# [Stated goal]
The entries below are to be written out again without alteration.

(Extracted records)
============================================================

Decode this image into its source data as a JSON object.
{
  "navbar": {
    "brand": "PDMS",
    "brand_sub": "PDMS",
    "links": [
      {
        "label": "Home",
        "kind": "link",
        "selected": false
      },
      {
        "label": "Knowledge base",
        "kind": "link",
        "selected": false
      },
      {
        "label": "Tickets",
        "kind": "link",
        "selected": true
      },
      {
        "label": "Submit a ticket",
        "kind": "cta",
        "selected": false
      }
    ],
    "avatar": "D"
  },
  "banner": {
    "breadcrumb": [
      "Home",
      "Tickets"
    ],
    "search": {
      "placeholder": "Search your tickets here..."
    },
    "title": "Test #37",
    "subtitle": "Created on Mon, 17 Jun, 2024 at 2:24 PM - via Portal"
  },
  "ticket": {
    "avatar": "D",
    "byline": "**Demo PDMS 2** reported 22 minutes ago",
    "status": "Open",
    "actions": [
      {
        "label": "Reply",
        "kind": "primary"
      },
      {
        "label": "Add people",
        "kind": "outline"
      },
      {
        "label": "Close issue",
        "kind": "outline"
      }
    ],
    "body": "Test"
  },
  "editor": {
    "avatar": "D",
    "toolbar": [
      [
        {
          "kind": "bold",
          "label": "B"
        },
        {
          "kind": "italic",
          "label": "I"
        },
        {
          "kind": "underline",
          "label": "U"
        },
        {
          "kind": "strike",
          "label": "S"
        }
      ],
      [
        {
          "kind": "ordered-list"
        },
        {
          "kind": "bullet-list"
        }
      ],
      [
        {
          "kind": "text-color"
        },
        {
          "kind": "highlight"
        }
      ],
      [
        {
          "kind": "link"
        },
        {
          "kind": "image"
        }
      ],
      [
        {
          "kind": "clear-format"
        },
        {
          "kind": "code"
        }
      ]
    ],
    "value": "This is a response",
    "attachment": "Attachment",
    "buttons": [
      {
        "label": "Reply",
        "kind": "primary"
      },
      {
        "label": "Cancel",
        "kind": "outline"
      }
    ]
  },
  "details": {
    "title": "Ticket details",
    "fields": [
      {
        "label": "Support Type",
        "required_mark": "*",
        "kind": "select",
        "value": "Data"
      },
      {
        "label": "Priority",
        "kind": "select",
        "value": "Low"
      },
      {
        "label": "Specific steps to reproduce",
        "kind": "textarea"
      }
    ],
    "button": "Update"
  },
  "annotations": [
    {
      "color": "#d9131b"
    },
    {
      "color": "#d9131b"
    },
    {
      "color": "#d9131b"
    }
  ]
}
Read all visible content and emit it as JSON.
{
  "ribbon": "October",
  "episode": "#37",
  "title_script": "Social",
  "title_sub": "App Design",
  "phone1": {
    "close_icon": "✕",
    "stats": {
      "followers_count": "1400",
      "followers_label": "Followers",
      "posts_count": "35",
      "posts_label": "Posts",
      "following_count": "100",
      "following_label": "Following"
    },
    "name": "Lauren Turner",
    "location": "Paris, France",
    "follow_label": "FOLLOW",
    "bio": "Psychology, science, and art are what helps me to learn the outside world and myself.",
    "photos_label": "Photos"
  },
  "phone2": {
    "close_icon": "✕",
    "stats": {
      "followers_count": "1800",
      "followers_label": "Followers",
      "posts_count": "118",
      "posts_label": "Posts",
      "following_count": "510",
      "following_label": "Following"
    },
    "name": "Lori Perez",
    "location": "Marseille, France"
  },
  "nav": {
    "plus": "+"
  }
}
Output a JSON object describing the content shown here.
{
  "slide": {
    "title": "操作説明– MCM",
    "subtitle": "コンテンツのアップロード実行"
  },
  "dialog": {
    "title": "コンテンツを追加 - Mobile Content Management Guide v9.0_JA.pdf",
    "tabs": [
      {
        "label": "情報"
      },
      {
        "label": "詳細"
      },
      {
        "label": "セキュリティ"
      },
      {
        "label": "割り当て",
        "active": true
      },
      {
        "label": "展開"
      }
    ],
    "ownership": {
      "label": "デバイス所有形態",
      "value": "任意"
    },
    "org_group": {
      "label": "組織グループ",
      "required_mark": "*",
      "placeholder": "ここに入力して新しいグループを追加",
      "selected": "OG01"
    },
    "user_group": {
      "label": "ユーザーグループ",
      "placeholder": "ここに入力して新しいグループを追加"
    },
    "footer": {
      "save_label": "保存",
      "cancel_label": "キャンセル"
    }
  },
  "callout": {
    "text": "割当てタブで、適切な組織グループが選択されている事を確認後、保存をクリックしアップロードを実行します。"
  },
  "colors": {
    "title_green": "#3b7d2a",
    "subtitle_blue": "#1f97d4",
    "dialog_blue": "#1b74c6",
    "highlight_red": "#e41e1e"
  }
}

============================================================

# [Output of the task]
Decode this image into its source data as a JSON object.
{
  "navbar": {
    "brand": "PDMS",
    "brand_sub": "PDMS",
    "links": [
      {
        "label": "Home",
        "kind": "link",
        "selected": false
      },
      {
        "label": "Knowledge base",
        "kind": "link",
        "selected": false
      },
      {
        "label": "Tickets",
        "kind": "link",
        "selected": true
      },
      {
        "label": "Submit a ticket",
        "kind": "cta",
        "selected": false
      }
    ],
    "avatar": "D"
  },
  "banner": {
    "breadcrumb": [
      "Home",
      "Tickets"
    ],
    "search": {
      "placeholder": "Search your tickets here..."
    },
    "title": "Test #37",
    "subtitle": "Created on Mon, 17 Jun, 2024 at 2:24 PM - via Portal"
  },
  "ticket": {
    "avatar": "D",
    "byline": "**Demo PDMS 2** reported 22 minutes ago",
    "status": "Open",
    "actions": [
      {
        "label": "Reply",
        "kind": "primary"
      },
      {
        "label": "Add people",
        "kind": "outline"
      },
      {
        "label": "Close issue",
        "kind": "outline"
      }
    ],
    "body": "Test"
  },
  "editor": {
    "avatar": "D",
    "toolbar": [
      [
        {
          "kind": "bold",
          "label": "B"
        },
        {
          "kind": "italic",
          "label": "I"
        },
        {
          "kind": "underline",
          "label": "U"
        },
        {
          "kind": "strike",
          "label": "S"
        }
      ],
      [
        {
          "kind": "ordered-list"
        },
        {
          "kind": "bullet-list"
        }
      ],
      [
        {
          "kind": "text-color"
        },
        {
          "kind": "highlight"
        }
      ],
      [
        {
          "kind": "link"
        },
        {
          "kind": "image"
        }
      ],
      [
        {
          "kind": "clear-format"
        },
        {
          "kind": "code"
        }
      ]
    ],
    "value": "This is a response",
    "attachment": "Attachment",
    "buttons": [
      {
        "label": "Reply",
        "kind": "primary"
      },
      {
        "label": "Cancel",
        "kind": "outline"
      }
    ]
  },
  "details": {
    "title": "Ticket details",
    "fields": [
      {
        "label": "Support Type",
        "required_mark": "*",
        "kind": "select",
        "value": "Data"
      },
      {
        "label": "Priority",
        "kind": "select",
        "value": "Low"
      },
      {
        "label": "Specific steps to reproduce",
        "kind": "textarea"
      }
    ],
    "button": "Update"
  },
  "annotations": [
    {
      "color": "#d9131b"
    },
    {
      "color": "#d9131b"
    },
    {
      "color": "#d9131b"
    }
  ]
}
Read all visible content and emit it as JSON.
{
  "ribbon": "October",
  "episode": "#37",
  "title_script": "Social",
  "title_sub": "App Design",
  "phone1": {
    "close_icon": "✕",
    "stats": {
      "followers_count": "1400",
      "followers_label": "Followers",
      "posts_count": "35",
      "posts_label": "Posts",
      "following_count": "100",
      "following_label": "Following"
    },
    "name": "Lauren Turner",
    "location": "Paris, France",
    "follow_label": "FOLLOW",
    "bio": "Psychology, science, and art are what helps me to learn the outside world and myself.",
    "photos_label": "Photos"
  },
  "phone2": {
    "close_icon": "✕",
    "stats": {
      "followers_count": "1800",
      "followers_label": "Followers",
      "posts_count": "118",
      "posts_label": "Posts",
      "following_count": "510",
      "following_label": "Following"
    },
    "name": "Lori Perez",
    "location": "Marseille, France"
  },
  "nav": {
    "plus": "+"
  }
}
Output a JSON object describing the content shown here.
{
  "slide": {
    "title": "操作説明– MCM",
    "subtitle": "コンテンツのアップロード実行"
  },
  "dialog": {
    "title": "コンテンツを追加 - Mobile Content Management Guide v9.0_JA.pdf",
    "tabs": [
      {
        "label": "情報"
      },
      {
        "label": "詳細"
      },
      {
        "label": "セキュリティ"
      },
      {
        "label": "割り当て",
        "active": true
      },
      {
        "label": "展開"
      }
    ],
    "ownership": {
      "label": "デバイス所有形態",
      "value": "任意"
    },
    "org_group": {
      "label": "組織グループ",
      "required_mark": "*",
      "placeholder": "ここに入力して新しいグループを追加",
      "selected": "OG01"
    },
    "user_group": {
      "label": "ユーザーグループ",
      "placeholder": "ここに入力して新しいグループを追加"
    },
    "footer": {
      "save_label": "保存",
      "cancel_label": "キャンセル"
    }
  },
  "callout": {
    "text": "割当てタブで、適切な組織グループが選択されている事を確認後、保存をクリックしアップロードを実行します。"
  },
  "colors": {
    "title_green": "#3b7d2a",
    "subtitle_blue": "#1f97d4",
    "dialog_blue": "#1b74c6",
    "highlight_red": "#e41e1e"
  }
}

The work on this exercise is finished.